**SUPPLIED DATA**

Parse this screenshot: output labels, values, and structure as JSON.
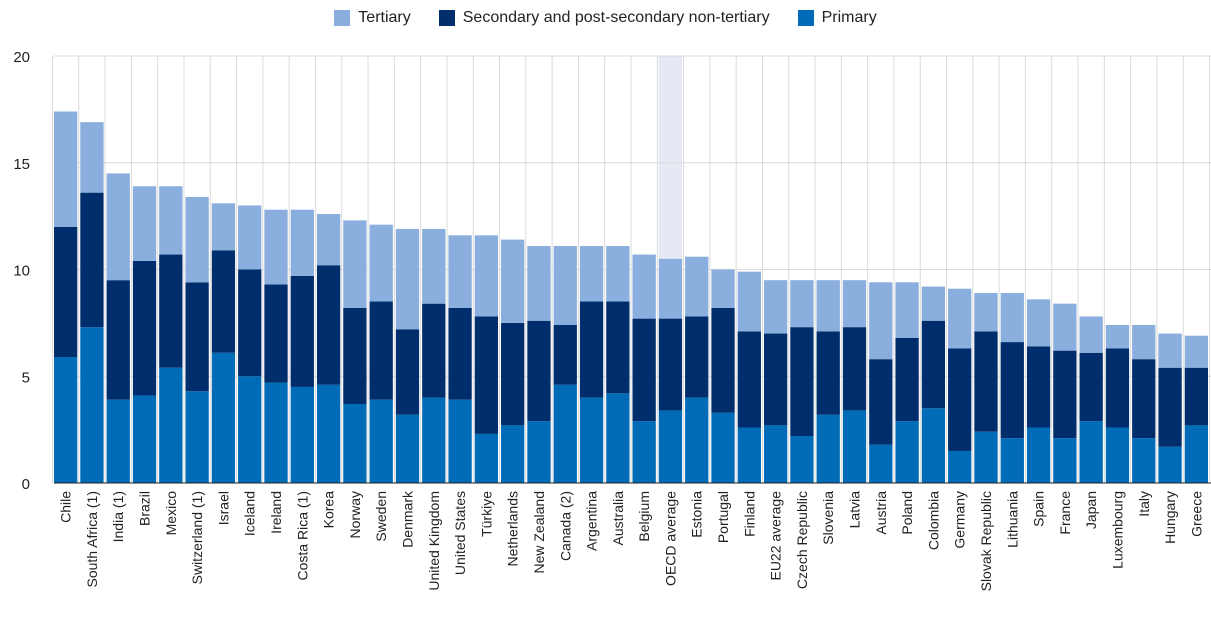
{
  "colors": {
    "tertiary": "#8AAEDD",
    "secondary": "#002D6B",
    "primary": "#006BB6",
    "highlight": "#E6E9F4",
    "grid": "#DADADA"
  },
  "chart_data": {
    "type": "bar",
    "stacked": true,
    "ylim": [
      0,
      20
    ],
    "yticks": [
      "0",
      "5",
      "10",
      "15",
      "20"
    ],
    "grid": true,
    "legend_position": "top-center",
    "highlighted_category": "OECD average",
    "categories": [
      "Chile",
      "South Africa (1)",
      "India (1)",
      "Brazil",
      "Mexico",
      "Switzerland (1)",
      "Israel",
      "Iceland",
      "Ireland",
      "Costa Rica (1)",
      "Korea",
      "Norway",
      "Sweden",
      "Denmark",
      "United Kingdom",
      "United States",
      "Türkiye",
      "Netherlands",
      "New Zealand",
      "Canada (2)",
      "Argentina",
      "Australia",
      "Belgium",
      "OECD average",
      "Estonia",
      "Portugal",
      "Finland",
      "EU22 average",
      "Czech Republic",
      "Slovenia",
      "Latvia",
      "Austria",
      "Poland",
      "Colombia",
      "Germany",
      "Slovak Republic",
      "Lithuania",
      "Spain",
      "France",
      "Japan",
      "Luxembourg",
      "Italy",
      "Hungary",
      "Greece"
    ],
    "series": [
      {
        "name": "Primary",
        "key": "primary",
        "values": [
          5.9,
          7.3,
          3.9,
          4.1,
          5.4,
          4.3,
          6.1,
          5.0,
          4.7,
          4.5,
          4.6,
          3.7,
          3.9,
          3.2,
          4.0,
          3.9,
          2.3,
          2.7,
          2.9,
          4.6,
          4.0,
          4.2,
          2.9,
          3.4,
          4.0,
          3.3,
          2.6,
          2.7,
          2.2,
          3.2,
          3.4,
          1.8,
          2.9,
          3.5,
          1.5,
          2.4,
          2.1,
          2.6,
          2.1,
          2.9,
          2.6,
          2.1,
          1.7,
          2.7
        ]
      },
      {
        "name": "Secondary and post-secondary non-tertiary",
        "key": "secondary",
        "values": [
          6.1,
          6.3,
          5.6,
          6.3,
          5.3,
          5.1,
          4.8,
          5.0,
          4.6,
          5.2,
          5.6,
          4.5,
          4.6,
          4.0,
          4.4,
          4.3,
          5.5,
          4.8,
          4.7,
          2.8,
          4.5,
          4.3,
          4.8,
          4.3,
          3.8,
          4.9,
          4.5,
          4.3,
          5.1,
          3.9,
          3.9,
          4.0,
          3.9,
          4.1,
          4.8,
          4.7,
          4.5,
          3.8,
          4.1,
          3.2,
          3.7,
          3.7,
          3.7,
          2.7
        ]
      },
      {
        "name": "Tertiary",
        "key": "tertiary",
        "values": [
          5.4,
          3.3,
          5.0,
          3.5,
          3.2,
          4.0,
          2.2,
          3.0,
          3.5,
          3.1,
          2.4,
          4.1,
          3.6,
          4.7,
          3.5,
          3.4,
          3.8,
          3.9,
          3.5,
          3.7,
          2.6,
          2.6,
          3.0,
          2.8,
          2.8,
          1.8,
          2.8,
          2.5,
          2.2,
          2.4,
          2.2,
          3.6,
          2.6,
          1.6,
          2.8,
          1.8,
          2.3,
          2.2,
          2.2,
          1.7,
          1.1,
          1.6,
          1.6,
          1.5
        ]
      }
    ]
  },
  "legend": {
    "items": [
      {
        "label": "Tertiary",
        "key": "tertiary"
      },
      {
        "label": "Secondary and post-secondary non-tertiary",
        "key": "secondary"
      },
      {
        "label": "Primary",
        "key": "primary"
      }
    ]
  }
}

**THE REQUEST**
In this exercise, set down all of the data exactly, without the pictures.

**TASK ANSWER**
Parse this screenshot: output labels, values, and structure as JSON.
{
  "colors": {
    "tertiary": "#8AAEDD",
    "secondary": "#002D6B",
    "primary": "#006BB6",
    "highlight": "#E6E9F4",
    "grid": "#DADADA"
  },
  "chart_data": {
    "type": "bar",
    "stacked": true,
    "ylim": [
      0,
      20
    ],
    "yticks": [
      "0",
      "5",
      "10",
      "15",
      "20"
    ],
    "grid": true,
    "legend_position": "top-center",
    "highlighted_category": "OECD average",
    "categories": [
      "Chile",
      "South Africa (1)",
      "India (1)",
      "Brazil",
      "Mexico",
      "Switzerland (1)",
      "Israel",
      "Iceland",
      "Ireland",
      "Costa Rica (1)",
      "Korea",
      "Norway",
      "Sweden",
      "Denmark",
      "United Kingdom",
      "United States",
      "Türkiye",
      "Netherlands",
      "New Zealand",
      "Canada (2)",
      "Argentina",
      "Australia",
      "Belgium",
      "OECD average",
      "Estonia",
      "Portugal",
      "Finland",
      "EU22 average",
      "Czech Republic",
      "Slovenia",
      "Latvia",
      "Austria",
      "Poland",
      "Colombia",
      "Germany",
      "Slovak Republic",
      "Lithuania",
      "Spain",
      "France",
      "Japan",
      "Luxembourg",
      "Italy",
      "Hungary",
      "Greece"
    ],
    "series": [
      {
        "name": "Primary",
        "key": "primary",
        "values": [
          5.9,
          7.3,
          3.9,
          4.1,
          5.4,
          4.3,
          6.1,
          5.0,
          4.7,
          4.5,
          4.6,
          3.7,
          3.9,
          3.2,
          4.0,
          3.9,
          2.3,
          2.7,
          2.9,
          4.6,
          4.0,
          4.2,
          2.9,
          3.4,
          4.0,
          3.3,
          2.6,
          2.7,
          2.2,
          3.2,
          3.4,
          1.8,
          2.9,
          3.5,
          1.5,
          2.4,
          2.1,
          2.6,
          2.1,
          2.9,
          2.6,
          2.1,
          1.7,
          2.7
        ]
      },
      {
        "name": "Secondary and post-secondary non-tertiary",
        "key": "secondary",
        "values": [
          6.1,
          6.3,
          5.6,
          6.3,
          5.3,
          5.1,
          4.8,
          5.0,
          4.6,
          5.2,
          5.6,
          4.5,
          4.6,
          4.0,
          4.4,
          4.3,
          5.5,
          4.8,
          4.7,
          2.8,
          4.5,
          4.3,
          4.8,
          4.3,
          3.8,
          4.9,
          4.5,
          4.3,
          5.1,
          3.9,
          3.9,
          4.0,
          3.9,
          4.1,
          4.8,
          4.7,
          4.5,
          3.8,
          4.1,
          3.2,
          3.7,
          3.7,
          3.7,
          2.7
        ]
      },
      {
        "name": "Tertiary",
        "key": "tertiary",
        "values": [
          5.4,
          3.3,
          5.0,
          3.5,
          3.2,
          4.0,
          2.2,
          3.0,
          3.5,
          3.1,
          2.4,
          4.1,
          3.6,
          4.7,
          3.5,
          3.4,
          3.8,
          3.9,
          3.5,
          3.7,
          2.6,
          2.6,
          3.0,
          2.8,
          2.8,
          1.8,
          2.8,
          2.5,
          2.2,
          2.4,
          2.2,
          3.6,
          2.6,
          1.6,
          2.8,
          1.8,
          2.3,
          2.2,
          2.2,
          1.7,
          1.1,
          1.6,
          1.6,
          1.5
        ]
      }
    ]
  },
  "legend": {
    "items": [
      {
        "label": "Tertiary",
        "key": "tertiary"
      },
      {
        "label": "Secondary and post-secondary non-tertiary",
        "key": "secondary"
      },
      {
        "label": "Primary",
        "key": "primary"
      }
    ]
  }
}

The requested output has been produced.